**Given request**
Retype the records below exactly as they appear.

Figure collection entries
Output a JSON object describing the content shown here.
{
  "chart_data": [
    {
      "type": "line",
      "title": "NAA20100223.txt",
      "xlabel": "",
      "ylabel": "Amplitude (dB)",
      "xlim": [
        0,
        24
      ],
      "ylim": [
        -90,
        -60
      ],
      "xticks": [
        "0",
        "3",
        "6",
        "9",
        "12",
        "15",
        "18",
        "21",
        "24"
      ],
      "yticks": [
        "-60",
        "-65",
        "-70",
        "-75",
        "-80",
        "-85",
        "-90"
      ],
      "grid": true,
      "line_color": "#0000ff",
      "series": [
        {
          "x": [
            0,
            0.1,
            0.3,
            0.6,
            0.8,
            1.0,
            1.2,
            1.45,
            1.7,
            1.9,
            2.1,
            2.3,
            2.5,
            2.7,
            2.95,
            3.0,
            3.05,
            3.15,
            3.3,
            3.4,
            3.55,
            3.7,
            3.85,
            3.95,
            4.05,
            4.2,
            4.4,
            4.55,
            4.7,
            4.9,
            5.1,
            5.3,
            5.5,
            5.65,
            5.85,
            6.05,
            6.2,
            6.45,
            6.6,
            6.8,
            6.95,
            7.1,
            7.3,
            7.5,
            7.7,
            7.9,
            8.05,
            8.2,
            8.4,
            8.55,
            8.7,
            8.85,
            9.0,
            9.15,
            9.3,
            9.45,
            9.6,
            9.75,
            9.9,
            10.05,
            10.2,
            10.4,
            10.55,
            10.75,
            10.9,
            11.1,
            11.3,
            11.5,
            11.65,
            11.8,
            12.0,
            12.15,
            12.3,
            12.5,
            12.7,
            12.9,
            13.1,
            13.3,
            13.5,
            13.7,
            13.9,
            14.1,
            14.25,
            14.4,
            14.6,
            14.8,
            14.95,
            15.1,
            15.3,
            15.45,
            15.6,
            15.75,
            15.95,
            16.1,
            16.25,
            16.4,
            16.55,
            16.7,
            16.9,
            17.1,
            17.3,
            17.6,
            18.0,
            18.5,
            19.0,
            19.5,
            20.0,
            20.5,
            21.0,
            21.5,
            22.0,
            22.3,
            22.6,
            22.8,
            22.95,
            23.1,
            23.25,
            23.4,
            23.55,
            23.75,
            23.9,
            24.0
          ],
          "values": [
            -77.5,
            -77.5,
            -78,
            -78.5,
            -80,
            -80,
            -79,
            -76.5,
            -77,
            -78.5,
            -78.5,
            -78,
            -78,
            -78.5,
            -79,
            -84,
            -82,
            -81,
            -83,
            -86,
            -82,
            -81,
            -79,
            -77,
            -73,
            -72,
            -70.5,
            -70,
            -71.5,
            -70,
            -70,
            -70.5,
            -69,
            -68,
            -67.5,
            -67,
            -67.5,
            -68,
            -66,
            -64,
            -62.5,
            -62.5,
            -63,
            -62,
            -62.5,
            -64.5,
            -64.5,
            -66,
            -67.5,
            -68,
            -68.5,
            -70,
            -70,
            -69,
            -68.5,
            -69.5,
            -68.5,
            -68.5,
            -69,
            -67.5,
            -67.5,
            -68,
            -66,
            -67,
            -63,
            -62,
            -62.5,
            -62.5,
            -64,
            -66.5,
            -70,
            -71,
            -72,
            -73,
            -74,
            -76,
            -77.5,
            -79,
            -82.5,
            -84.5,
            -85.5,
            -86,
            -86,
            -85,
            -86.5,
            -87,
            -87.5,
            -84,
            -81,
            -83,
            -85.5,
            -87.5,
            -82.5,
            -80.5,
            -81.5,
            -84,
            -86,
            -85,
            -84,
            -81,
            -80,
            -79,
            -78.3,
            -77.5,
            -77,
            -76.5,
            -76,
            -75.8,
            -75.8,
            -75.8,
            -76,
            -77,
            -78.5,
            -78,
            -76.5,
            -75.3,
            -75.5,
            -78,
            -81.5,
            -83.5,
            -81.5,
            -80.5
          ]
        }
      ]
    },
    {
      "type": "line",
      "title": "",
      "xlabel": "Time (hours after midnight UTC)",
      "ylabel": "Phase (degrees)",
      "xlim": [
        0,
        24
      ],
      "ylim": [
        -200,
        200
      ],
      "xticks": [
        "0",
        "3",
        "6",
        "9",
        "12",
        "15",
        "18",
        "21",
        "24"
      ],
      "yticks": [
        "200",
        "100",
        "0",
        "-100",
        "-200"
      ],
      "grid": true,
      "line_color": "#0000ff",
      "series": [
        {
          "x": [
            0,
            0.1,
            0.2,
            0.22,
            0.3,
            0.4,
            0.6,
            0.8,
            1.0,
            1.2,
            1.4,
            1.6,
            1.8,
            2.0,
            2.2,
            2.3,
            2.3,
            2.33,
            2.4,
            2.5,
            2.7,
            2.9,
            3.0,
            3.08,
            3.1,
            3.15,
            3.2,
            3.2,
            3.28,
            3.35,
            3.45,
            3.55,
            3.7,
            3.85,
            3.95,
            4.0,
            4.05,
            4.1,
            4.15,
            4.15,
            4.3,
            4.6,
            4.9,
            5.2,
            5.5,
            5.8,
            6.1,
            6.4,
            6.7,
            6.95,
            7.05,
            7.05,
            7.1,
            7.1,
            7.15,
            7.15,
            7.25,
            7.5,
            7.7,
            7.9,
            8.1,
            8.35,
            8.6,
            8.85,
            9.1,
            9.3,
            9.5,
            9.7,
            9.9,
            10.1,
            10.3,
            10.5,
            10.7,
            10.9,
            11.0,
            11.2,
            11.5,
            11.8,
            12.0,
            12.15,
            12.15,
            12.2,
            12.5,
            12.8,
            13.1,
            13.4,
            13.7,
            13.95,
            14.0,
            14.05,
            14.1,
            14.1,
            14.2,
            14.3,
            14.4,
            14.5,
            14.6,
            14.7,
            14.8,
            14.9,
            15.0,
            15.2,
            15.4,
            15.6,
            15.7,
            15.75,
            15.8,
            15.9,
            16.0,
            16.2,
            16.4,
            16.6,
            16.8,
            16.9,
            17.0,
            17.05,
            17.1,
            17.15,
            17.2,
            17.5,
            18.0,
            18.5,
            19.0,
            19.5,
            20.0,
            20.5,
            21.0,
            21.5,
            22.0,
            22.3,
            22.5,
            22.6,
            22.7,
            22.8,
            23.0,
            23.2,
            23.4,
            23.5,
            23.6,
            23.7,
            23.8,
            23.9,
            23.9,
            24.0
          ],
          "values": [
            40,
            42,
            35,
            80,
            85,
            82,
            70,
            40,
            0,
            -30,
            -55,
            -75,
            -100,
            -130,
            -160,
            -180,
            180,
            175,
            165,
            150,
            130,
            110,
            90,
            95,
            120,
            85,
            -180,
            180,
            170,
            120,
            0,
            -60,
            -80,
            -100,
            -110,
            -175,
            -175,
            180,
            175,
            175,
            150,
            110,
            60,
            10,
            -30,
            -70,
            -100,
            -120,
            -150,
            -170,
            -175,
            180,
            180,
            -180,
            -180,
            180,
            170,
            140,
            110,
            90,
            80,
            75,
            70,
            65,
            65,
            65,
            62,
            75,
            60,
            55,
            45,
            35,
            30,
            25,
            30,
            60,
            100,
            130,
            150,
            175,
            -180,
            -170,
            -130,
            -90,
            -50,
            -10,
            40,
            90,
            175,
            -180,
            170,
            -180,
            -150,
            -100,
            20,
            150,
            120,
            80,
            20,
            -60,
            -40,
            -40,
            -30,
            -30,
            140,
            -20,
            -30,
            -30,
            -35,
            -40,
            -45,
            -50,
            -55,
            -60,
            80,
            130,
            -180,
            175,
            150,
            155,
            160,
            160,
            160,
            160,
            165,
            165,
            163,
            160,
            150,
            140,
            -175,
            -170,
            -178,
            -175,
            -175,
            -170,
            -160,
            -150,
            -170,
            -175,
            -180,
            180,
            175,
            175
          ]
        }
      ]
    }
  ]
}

**Result of this exercise**
Output a JSON object describing the content shown here.
{
  "chart_data": [
    {
      "type": "line",
      "title": "NAA20100223.txt",
      "xlabel": "",
      "ylabel": "Amplitude (dB)",
      "xlim": [
        0,
        24
      ],
      "ylim": [
        -90,
        -60
      ],
      "xticks": [
        "0",
        "3",
        "6",
        "9",
        "12",
        "15",
        "18",
        "21",
        "24"
      ],
      "yticks": [
        "-60",
        "-65",
        "-70",
        "-75",
        "-80",
        "-85",
        "-90"
      ],
      "grid": true,
      "line_color": "#0000ff",
      "series": [
        {
          "x": [
            0,
            0.1,
            0.3,
            0.6,
            0.8,
            1.0,
            1.2,
            1.45,
            1.7,
            1.9,
            2.1,
            2.3,
            2.5,
            2.7,
            2.95,
            3.0,
            3.05,
            3.15,
            3.3,
            3.4,
            3.55,
            3.7,
            3.85,
            3.95,
            4.05,
            4.2,
            4.4,
            4.55,
            4.7,
            4.9,
            5.1,
            5.3,
            5.5,
            5.65,
            5.85,
            6.05,
            6.2,
            6.45,
            6.6,
            6.8,
            6.95,
            7.1,
            7.3,
            7.5,
            7.7,
            7.9,
            8.05,
            8.2,
            8.4,
            8.55,
            8.7,
            8.85,
            9.0,
            9.15,
            9.3,
            9.45,
            9.6,
            9.75,
            9.9,
            10.05,
            10.2,
            10.4,
            10.55,
            10.75,
            10.9,
            11.1,
            11.3,
            11.5,
            11.65,
            11.8,
            12.0,
            12.15,
            12.3,
            12.5,
            12.7,
            12.9,
            13.1,
            13.3,
            13.5,
            13.7,
            13.9,
            14.1,
            14.25,
            14.4,
            14.6,
            14.8,
            14.95,
            15.1,
            15.3,
            15.45,
            15.6,
            15.75,
            15.95,
            16.1,
            16.25,
            16.4,
            16.55,
            16.7,
            16.9,
            17.1,
            17.3,
            17.6,
            18.0,
            18.5,
            19.0,
            19.5,
            20.0,
            20.5,
            21.0,
            21.5,
            22.0,
            22.3,
            22.6,
            22.8,
            22.95,
            23.1,
            23.25,
            23.4,
            23.55,
            23.75,
            23.9,
            24.0
          ],
          "values": [
            -77.5,
            -77.5,
            -78,
            -78.5,
            -80,
            -80,
            -79,
            -76.5,
            -77,
            -78.5,
            -78.5,
            -78,
            -78,
            -78.5,
            -79,
            -84,
            -82,
            -81,
            -83,
            -86,
            -82,
            -81,
            -79,
            -77,
            -73,
            -72,
            -70.5,
            -70,
            -71.5,
            -70,
            -70,
            -70.5,
            -69,
            -68,
            -67.5,
            -67,
            -67.5,
            -68,
            -66,
            -64,
            -62.5,
            -62.5,
            -63,
            -62,
            -62.5,
            -64.5,
            -64.5,
            -66,
            -67.5,
            -68,
            -68.5,
            -70,
            -70,
            -69,
            -68.5,
            -69.5,
            -68.5,
            -68.5,
            -69,
            -67.5,
            -67.5,
            -68,
            -66,
            -67,
            -63,
            -62,
            -62.5,
            -62.5,
            -64,
            -66.5,
            -70,
            -71,
            -72,
            -73,
            -74,
            -76,
            -77.5,
            -79,
            -82.5,
            -84.5,
            -85.5,
            -86,
            -86,
            -85,
            -86.5,
            -87,
            -87.5,
            -84,
            -81,
            -83,
            -85.5,
            -87.5,
            -82.5,
            -80.5,
            -81.5,
            -84,
            -86,
            -85,
            -84,
            -81,
            -80,
            -79,
            -78.3,
            -77.5,
            -77,
            -76.5,
            -76,
            -75.8,
            -75.8,
            -75.8,
            -76,
            -77,
            -78.5,
            -78,
            -76.5,
            -75.3,
            -75.5,
            -78,
            -81.5,
            -83.5,
            -81.5,
            -80.5
          ]
        }
      ]
    },
    {
      "type": "line",
      "title": "",
      "xlabel": "Time (hours after midnight UTC)",
      "ylabel": "Phase (degrees)",
      "xlim": [
        0,
        24
      ],
      "ylim": [
        -200,
        200
      ],
      "xticks": [
        "0",
        "3",
        "6",
        "9",
        "12",
        "15",
        "18",
        "21",
        "24"
      ],
      "yticks": [
        "200",
        "100",
        "0",
        "-100",
        "-200"
      ],
      "grid": true,
      "line_color": "#0000ff",
      "series": [
        {
          "x": [
            0,
            0.1,
            0.2,
            0.22,
            0.3,
            0.4,
            0.6,
            0.8,
            1.0,
            1.2,
            1.4,
            1.6,
            1.8,
            2.0,
            2.2,
            2.3,
            2.3,
            2.33,
            2.4,
            2.5,
            2.7,
            2.9,
            3.0,
            3.08,
            3.1,
            3.15,
            3.2,
            3.2,
            3.28,
            3.35,
            3.45,
            3.55,
            3.7,
            3.85,
            3.95,
            4.0,
            4.05,
            4.1,
            4.15,
            4.15,
            4.3,
            4.6,
            4.9,
            5.2,
            5.5,
            5.8,
            6.1,
            6.4,
            6.7,
            6.95,
            7.05,
            7.05,
            7.1,
            7.1,
            7.15,
            7.15,
            7.25,
            7.5,
            7.7,
            7.9,
            8.1,
            8.35,
            8.6,
            8.85,
            9.1,
            9.3,
            9.5,
            9.7,
            9.9,
            10.1,
            10.3,
            10.5,
            10.7,
            10.9,
            11.0,
            11.2,
            11.5,
            11.8,
            12.0,
            12.15,
            12.15,
            12.2,
            12.5,
            12.8,
            13.1,
            13.4,
            13.7,
            13.95,
            14.0,
            14.05,
            14.1,
            14.1,
            14.2,
            14.3,
            14.4,
            14.5,
            14.6,
            14.7,
            14.8,
            14.9,
            15.0,
            15.2,
            15.4,
            15.6,
            15.7,
            15.75,
            15.8,
            15.9,
            16.0,
            16.2,
            16.4,
            16.6,
            16.8,
            16.9,
            17.0,
            17.05,
            17.1,
            17.15,
            17.2,
            17.5,
            18.0,
            18.5,
            19.0,
            19.5,
            20.0,
            20.5,
            21.0,
            21.5,
            22.0,
            22.3,
            22.5,
            22.6,
            22.7,
            22.8,
            23.0,
            23.2,
            23.4,
            23.5,
            23.6,
            23.7,
            23.8,
            23.9,
            23.9,
            24.0
          ],
          "values": [
            40,
            42,
            35,
            80,
            85,
            82,
            70,
            40,
            0,
            -30,
            -55,
            -75,
            -100,
            -130,
            -160,
            -180,
            180,
            175,
            165,
            150,
            130,
            110,
            90,
            95,
            120,
            85,
            -180,
            180,
            170,
            120,
            0,
            -60,
            -80,
            -100,
            -110,
            -175,
            -175,
            180,
            175,
            175,
            150,
            110,
            60,
            10,
            -30,
            -70,
            -100,
            -120,
            -150,
            -170,
            -175,
            180,
            180,
            -180,
            -180,
            180,
            170,
            140,
            110,
            90,
            80,
            75,
            70,
            65,
            65,
            65,
            62,
            75,
            60,
            55,
            45,
            35,
            30,
            25,
            30,
            60,
            100,
            130,
            150,
            175,
            -180,
            -170,
            -130,
            -90,
            -50,
            -10,
            40,
            90,
            175,
            -180,
            170,
            -180,
            -150,
            -100,
            20,
            150,
            120,
            80,
            20,
            -60,
            -40,
            -40,
            -30,
            -30,
            140,
            -20,
            -30,
            -30,
            -35,
            -40,
            -45,
            -50,
            -55,
            -60,
            80,
            130,
            -180,
            175,
            150,
            155,
            160,
            160,
            160,
            160,
            165,
            165,
            163,
            160,
            150,
            140,
            -175,
            -170,
            -178,
            -175,
            -175,
            -170,
            -160,
            -150,
            -170,
            -175,
            -180,
            180,
            175,
            175
          ]
        }
      ]
    }
  ]
}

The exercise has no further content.